### Problem description
Extract the lines that carry the string "Diagram" from the listing.

### Exercise inputs

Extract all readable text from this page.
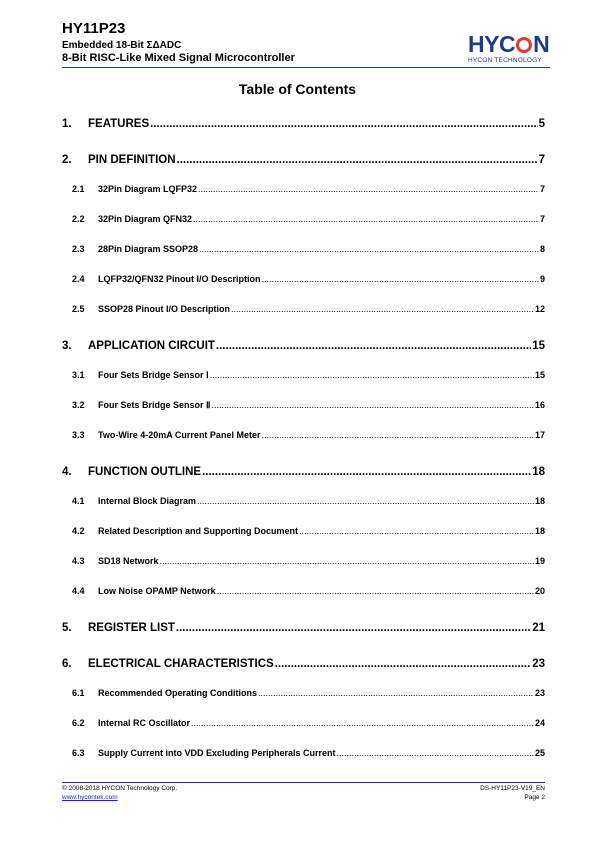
HY11P23
Embedded 18-Bit ΣΔADC
8-Bit RISC-Like Mixed Signal Microcontroller
HYC N
HYCON TECHNOLOGY
Table of Contents
1.	FEATURES .....	5
2.	PIN DEFINITION .....	7
2.1	32Pin Diagram LQFP32 .....	7
2.2	32Pin Diagram QFN32 .....	7
2.3	28Pin Diagram SSOP28 .....	8
2.4	LQFP32/QFN32 Pinout I/O Description .....	9
2.5	SSOP28 Pinout I/O Description .....	12
3.	APPLICATION CIRCUIT .....	15
3.1	Four Sets Bridge Sensor Ⅰ .....	15
3.2	Four Sets Bridge Sensor Ⅱ .....	16
3.3	Two-Wire 4-20mA Current Panel Meter .....	17
4.	FUNCTION OUTLINE .....	18
4.1	Internal Block Diagram .....	18
4.2	Related Description and Supporting Document .....	18
4.3	SD18 Network .....	19
4.4	Low Noise OPAMP Network .....	20
5.	REGISTER LIST .....	21
6.	ELECTRICAL CHARACTERISTICS .....	23
6.1	Recommended Operating Conditions .....	23
6.2	Internal RC Oscillator .....	24
6.3	Supply Current into VDD Excluding Peripherals Current .....	25
© 2008-2018 HYCON Technology Corp.
www.hycontek.com
DS-HY11P23-V19_EN
Page 2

### Result for this exercise
2.1	32Pin Diagram LQFP32 .....	7
2.2	32Pin Diagram QFN32 .....	7
2.3	28Pin Diagram SSOP28 .....	8
4.1	Internal Block Diagram .....	18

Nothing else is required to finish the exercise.